--- ITEMS ---

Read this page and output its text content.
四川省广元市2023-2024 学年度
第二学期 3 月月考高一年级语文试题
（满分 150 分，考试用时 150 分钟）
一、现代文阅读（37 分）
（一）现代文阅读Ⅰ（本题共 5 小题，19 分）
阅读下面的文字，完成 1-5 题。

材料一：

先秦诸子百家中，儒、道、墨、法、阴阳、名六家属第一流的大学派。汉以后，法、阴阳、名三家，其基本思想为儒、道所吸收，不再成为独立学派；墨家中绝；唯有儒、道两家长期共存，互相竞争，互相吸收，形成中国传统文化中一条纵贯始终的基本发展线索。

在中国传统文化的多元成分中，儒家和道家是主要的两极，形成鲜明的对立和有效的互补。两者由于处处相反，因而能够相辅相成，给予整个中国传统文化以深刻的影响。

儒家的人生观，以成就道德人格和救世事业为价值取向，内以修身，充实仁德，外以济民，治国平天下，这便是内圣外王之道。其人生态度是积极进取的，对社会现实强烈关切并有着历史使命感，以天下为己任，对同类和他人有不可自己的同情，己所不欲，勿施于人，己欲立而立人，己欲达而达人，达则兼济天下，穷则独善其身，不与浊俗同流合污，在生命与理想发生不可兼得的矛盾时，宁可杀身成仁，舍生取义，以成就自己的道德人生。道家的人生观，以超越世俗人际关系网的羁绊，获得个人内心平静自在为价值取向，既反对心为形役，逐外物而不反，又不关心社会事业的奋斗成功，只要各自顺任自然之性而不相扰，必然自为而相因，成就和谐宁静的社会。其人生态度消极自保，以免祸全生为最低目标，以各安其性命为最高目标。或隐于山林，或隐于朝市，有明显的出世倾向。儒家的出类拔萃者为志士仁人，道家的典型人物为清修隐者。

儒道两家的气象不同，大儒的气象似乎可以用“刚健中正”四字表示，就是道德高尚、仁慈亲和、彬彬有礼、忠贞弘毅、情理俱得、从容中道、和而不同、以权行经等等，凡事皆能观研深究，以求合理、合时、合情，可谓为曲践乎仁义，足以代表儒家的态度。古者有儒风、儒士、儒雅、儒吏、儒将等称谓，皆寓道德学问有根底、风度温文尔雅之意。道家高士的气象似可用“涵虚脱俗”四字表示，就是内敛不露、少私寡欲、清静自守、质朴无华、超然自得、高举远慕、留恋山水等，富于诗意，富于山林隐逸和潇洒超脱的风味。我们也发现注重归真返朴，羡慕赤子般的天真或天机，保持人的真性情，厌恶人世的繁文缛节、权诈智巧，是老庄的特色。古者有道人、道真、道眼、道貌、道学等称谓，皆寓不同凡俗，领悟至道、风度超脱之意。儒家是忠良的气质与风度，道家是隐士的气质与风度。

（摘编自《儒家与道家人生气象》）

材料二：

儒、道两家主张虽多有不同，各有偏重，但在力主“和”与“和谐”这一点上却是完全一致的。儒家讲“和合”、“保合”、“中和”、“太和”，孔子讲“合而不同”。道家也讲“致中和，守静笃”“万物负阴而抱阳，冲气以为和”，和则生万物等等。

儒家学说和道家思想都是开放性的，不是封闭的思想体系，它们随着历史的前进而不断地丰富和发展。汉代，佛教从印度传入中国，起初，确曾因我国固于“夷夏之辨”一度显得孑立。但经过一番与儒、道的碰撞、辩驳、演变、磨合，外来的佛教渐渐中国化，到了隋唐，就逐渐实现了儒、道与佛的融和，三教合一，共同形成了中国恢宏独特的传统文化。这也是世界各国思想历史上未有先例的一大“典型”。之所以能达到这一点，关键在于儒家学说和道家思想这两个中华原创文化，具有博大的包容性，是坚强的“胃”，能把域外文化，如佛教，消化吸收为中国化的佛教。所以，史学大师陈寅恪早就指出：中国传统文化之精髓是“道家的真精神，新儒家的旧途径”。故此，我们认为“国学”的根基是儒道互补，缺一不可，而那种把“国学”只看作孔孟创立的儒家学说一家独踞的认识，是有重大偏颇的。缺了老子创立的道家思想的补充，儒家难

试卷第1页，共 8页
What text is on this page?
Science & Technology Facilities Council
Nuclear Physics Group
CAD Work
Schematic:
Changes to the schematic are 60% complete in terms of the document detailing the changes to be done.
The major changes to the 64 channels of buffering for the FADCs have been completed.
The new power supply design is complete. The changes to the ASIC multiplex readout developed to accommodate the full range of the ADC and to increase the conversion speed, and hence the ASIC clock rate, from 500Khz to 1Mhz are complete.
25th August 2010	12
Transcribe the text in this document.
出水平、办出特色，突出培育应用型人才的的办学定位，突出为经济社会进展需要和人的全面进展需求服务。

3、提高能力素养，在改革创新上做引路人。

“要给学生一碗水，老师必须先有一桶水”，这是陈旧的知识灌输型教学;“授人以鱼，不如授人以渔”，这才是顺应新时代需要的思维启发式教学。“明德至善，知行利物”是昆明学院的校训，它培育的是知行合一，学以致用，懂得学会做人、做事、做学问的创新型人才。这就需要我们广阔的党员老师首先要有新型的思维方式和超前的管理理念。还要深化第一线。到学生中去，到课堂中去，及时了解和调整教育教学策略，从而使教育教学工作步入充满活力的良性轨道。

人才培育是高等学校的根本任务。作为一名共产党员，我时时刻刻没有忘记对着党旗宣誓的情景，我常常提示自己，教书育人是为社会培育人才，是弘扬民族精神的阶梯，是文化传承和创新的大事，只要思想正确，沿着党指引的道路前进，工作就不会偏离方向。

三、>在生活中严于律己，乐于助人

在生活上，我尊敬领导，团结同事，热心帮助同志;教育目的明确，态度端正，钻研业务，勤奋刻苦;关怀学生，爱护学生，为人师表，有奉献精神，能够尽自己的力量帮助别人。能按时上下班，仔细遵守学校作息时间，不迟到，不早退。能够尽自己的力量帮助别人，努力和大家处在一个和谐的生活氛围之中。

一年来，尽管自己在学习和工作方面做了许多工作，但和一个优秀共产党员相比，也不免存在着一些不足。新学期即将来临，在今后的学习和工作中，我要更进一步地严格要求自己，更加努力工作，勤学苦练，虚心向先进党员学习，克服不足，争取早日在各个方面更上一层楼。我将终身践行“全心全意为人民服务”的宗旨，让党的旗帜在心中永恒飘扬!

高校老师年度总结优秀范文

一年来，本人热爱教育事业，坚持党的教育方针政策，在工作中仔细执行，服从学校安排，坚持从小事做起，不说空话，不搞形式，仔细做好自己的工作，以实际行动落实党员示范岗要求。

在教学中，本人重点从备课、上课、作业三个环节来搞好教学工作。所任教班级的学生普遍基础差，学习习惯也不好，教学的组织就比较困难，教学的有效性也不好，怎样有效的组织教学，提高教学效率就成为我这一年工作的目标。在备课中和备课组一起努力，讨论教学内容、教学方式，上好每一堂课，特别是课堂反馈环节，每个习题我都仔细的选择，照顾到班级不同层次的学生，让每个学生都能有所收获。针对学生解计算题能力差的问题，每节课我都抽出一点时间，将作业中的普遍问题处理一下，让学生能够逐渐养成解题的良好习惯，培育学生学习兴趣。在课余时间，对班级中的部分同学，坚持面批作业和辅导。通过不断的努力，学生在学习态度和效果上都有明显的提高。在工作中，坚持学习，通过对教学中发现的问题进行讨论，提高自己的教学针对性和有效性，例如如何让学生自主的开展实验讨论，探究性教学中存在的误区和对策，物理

---

Tally up the lines in the records containing the word "changes", then give the count and nothing else.

3